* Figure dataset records
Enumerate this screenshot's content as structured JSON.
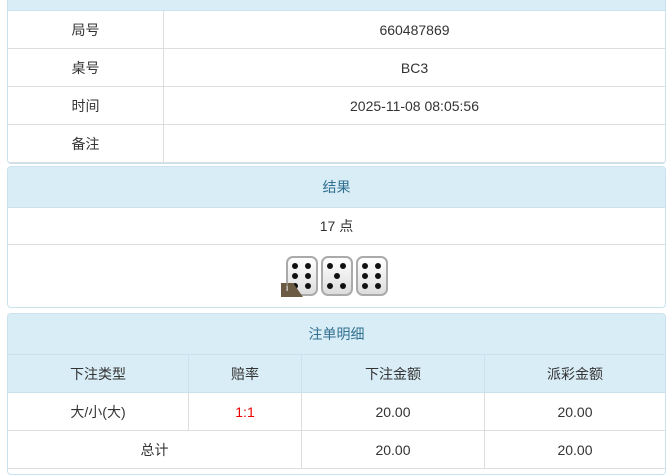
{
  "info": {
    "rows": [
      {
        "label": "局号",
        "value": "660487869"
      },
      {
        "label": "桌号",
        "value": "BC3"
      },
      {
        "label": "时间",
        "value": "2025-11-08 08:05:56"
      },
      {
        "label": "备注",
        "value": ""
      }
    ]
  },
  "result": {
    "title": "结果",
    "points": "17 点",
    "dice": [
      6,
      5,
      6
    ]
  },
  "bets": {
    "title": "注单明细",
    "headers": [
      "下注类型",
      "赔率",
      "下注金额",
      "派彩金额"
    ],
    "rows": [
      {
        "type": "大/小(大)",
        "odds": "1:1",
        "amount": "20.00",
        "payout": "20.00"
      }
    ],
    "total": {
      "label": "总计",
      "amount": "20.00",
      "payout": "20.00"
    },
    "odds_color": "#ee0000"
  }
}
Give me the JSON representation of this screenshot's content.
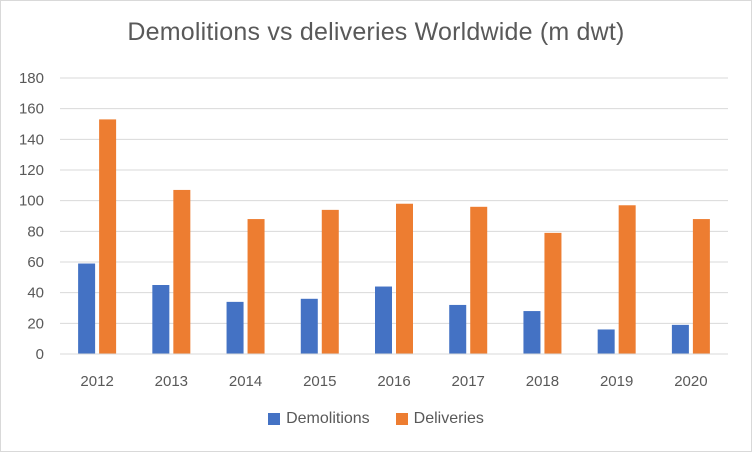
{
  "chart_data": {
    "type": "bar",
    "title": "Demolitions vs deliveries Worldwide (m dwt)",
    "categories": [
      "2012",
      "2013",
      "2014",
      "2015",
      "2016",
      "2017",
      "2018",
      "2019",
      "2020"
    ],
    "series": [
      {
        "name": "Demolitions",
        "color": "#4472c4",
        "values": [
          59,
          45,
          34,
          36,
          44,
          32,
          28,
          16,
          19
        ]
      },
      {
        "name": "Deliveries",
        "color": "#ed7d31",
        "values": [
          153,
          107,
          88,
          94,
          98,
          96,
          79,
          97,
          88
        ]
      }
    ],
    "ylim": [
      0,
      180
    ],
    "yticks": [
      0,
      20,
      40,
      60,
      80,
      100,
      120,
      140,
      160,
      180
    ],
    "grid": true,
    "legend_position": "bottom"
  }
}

* DO THIS
Skip the pictures, then retype every line above exactly.

* TASK RESPONSE
Enumerate this screenshot's content as structured JSON.
{
  "info": {
    "rows": [
      {
        "label": "局号",
        "value": "660487869"
      },
      {
        "label": "桌号",
        "value": "BC3"
      },
      {
        "label": "时间",
        "value": "2025-11-08 08:05:56"
      },
      {
        "label": "备注",
        "value": ""
      }
    ]
  },
  "result": {
    "title": "结果",
    "points": "17 点",
    "dice": [
      6,
      5,
      6
    ]
  },
  "bets": {
    "title": "注单明细",
    "headers": [
      "下注类型",
      "赔率",
      "下注金额",
      "派彩金额"
    ],
    "rows": [
      {
        "type": "大/小(大)",
        "odds": "1:1",
        "amount": "20.00",
        "payout": "20.00"
      }
    ],
    "total": {
      "label": "总计",
      "amount": "20.00",
      "payout": "20.00"
    },
    "odds_color": "#ee0000"
  }
}
Give me the JSON representation of this screenshot's content.
{
  "chart_data": {
    "type": "bar",
    "title": "Demolitions vs deliveries Worldwide (m dwt)",
    "categories": [
      "2012",
      "2013",
      "2014",
      "2015",
      "2016",
      "2017",
      "2018",
      "2019",
      "2020"
    ],
    "series": [
      {
        "name": "Demolitions",
        "color": "#4472c4",
        "values": [
          59,
          45,
          34,
          36,
          44,
          32,
          28,
          16,
          19
        ]
      },
      {
        "name": "Deliveries",
        "color": "#ed7d31",
        "values": [
          153,
          107,
          88,
          94,
          98,
          96,
          79,
          97,
          88
        ]
      }
    ],
    "ylim": [
      0,
      180
    ],
    "yticks": [
      0,
      20,
      40,
      60,
      80,
      100,
      120,
      140,
      160,
      180
    ],
    "grid": true,
    "legend_position": "bottom"
  }
}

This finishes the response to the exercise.